══ Extracted entries ══

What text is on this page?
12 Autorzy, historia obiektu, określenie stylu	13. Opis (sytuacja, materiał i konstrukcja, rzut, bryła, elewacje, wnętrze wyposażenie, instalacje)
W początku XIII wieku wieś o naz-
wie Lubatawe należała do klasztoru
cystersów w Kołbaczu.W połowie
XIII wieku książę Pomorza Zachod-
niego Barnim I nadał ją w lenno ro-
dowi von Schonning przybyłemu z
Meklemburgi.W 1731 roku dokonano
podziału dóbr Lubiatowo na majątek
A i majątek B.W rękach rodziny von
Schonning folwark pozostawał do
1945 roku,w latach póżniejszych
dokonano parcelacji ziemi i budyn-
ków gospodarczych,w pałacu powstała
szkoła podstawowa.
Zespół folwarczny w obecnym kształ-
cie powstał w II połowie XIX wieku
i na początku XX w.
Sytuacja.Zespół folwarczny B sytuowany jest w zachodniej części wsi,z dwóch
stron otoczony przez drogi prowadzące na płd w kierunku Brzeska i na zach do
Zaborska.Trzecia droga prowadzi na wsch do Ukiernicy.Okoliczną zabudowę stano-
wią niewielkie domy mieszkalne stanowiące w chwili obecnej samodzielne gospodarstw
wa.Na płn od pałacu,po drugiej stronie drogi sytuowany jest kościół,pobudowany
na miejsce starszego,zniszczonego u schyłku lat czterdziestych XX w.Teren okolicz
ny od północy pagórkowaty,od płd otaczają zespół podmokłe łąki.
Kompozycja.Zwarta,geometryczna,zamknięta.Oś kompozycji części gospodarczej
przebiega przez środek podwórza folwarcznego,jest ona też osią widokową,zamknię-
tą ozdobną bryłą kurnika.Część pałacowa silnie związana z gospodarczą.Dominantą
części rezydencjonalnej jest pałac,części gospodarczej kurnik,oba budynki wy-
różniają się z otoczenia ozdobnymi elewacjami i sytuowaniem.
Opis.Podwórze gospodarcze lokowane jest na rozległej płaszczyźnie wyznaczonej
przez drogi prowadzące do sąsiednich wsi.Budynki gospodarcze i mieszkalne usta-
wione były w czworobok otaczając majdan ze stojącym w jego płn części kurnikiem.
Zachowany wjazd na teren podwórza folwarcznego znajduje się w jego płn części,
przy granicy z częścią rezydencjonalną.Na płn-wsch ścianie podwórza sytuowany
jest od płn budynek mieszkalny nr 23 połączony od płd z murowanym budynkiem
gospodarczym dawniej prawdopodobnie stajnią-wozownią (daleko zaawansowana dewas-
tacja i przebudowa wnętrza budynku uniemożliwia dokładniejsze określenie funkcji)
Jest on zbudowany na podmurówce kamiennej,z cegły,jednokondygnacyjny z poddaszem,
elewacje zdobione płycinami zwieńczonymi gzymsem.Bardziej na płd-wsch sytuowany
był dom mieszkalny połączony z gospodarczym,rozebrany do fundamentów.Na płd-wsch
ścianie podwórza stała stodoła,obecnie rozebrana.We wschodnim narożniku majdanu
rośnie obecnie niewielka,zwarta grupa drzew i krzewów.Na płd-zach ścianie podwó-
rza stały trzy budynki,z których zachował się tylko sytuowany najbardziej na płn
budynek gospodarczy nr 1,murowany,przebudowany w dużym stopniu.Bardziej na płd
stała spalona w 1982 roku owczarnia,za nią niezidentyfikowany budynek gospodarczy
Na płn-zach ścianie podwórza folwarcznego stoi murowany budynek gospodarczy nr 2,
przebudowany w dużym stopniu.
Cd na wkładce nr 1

═══
══ Extracted entries ══

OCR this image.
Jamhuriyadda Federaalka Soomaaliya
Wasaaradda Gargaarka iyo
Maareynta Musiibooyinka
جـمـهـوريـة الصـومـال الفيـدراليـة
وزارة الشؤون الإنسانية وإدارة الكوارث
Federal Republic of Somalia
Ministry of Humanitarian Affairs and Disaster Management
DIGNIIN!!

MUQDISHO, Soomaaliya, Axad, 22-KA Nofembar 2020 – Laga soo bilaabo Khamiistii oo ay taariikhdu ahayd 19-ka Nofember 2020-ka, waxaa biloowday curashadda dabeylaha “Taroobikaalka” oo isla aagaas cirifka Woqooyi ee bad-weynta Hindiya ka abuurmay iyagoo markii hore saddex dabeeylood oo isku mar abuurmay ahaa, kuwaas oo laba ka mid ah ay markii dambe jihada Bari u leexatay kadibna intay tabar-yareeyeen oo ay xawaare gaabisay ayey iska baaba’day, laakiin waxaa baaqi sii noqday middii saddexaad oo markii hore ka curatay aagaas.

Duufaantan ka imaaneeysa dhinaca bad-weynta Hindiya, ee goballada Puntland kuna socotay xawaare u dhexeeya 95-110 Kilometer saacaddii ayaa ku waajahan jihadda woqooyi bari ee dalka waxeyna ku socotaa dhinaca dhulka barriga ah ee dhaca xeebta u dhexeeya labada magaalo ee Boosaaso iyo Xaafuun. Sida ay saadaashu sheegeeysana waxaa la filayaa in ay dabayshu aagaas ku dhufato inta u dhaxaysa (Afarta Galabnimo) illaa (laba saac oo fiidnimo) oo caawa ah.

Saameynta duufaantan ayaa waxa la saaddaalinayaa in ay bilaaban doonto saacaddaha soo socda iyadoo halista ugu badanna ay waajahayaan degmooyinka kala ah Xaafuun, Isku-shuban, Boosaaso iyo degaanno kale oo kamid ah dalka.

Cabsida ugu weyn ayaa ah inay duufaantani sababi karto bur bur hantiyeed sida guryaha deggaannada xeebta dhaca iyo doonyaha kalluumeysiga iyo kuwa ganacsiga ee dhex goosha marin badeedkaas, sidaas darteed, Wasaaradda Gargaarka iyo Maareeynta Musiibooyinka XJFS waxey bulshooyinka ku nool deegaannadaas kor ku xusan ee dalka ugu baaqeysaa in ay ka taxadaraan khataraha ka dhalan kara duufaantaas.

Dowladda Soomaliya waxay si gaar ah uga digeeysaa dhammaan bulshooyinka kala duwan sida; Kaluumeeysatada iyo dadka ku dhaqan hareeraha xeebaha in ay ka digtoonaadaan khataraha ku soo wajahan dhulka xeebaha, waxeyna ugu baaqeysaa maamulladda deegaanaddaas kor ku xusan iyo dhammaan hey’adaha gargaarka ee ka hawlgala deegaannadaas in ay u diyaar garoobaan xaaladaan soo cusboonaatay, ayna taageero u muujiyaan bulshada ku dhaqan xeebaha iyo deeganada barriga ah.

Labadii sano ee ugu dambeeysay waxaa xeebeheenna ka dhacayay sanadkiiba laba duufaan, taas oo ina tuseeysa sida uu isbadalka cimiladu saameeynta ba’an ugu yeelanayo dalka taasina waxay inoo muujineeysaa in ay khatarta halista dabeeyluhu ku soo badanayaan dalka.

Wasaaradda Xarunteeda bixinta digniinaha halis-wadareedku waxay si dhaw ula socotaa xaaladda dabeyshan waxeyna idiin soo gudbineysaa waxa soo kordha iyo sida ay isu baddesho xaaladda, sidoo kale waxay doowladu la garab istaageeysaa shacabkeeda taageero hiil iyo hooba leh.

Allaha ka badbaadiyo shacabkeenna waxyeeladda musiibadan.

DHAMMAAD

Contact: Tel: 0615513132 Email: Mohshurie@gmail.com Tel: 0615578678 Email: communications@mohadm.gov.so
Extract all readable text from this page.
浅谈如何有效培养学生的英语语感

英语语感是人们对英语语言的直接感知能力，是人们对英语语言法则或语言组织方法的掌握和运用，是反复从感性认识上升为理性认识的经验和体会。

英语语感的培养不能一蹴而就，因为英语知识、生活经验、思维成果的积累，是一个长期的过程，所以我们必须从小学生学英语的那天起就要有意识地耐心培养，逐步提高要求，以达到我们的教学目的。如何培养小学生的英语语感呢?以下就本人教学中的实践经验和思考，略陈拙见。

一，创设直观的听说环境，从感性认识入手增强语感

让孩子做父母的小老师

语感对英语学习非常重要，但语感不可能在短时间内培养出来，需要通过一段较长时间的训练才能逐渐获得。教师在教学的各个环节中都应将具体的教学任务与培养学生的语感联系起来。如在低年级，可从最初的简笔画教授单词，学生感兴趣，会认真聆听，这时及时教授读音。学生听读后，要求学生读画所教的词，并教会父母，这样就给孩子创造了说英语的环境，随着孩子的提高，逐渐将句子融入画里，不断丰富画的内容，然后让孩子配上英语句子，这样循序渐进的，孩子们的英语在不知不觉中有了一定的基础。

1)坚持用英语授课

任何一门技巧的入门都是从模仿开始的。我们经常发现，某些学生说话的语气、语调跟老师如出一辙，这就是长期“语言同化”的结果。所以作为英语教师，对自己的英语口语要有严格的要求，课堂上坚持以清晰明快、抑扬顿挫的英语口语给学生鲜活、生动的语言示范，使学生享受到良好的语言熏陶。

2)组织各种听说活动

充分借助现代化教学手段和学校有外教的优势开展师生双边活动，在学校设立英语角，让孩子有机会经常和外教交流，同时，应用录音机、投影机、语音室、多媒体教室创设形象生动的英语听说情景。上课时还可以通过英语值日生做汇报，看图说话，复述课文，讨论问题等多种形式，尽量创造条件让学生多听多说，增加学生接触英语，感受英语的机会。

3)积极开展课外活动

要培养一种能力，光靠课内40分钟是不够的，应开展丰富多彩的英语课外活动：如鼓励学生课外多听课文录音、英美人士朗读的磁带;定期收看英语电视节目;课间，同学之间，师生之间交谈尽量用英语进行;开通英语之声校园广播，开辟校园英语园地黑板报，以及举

═══

_Task_. Above is a listing; report how many of its lines include the word "roku", giving the number only.

_Expected output_. 3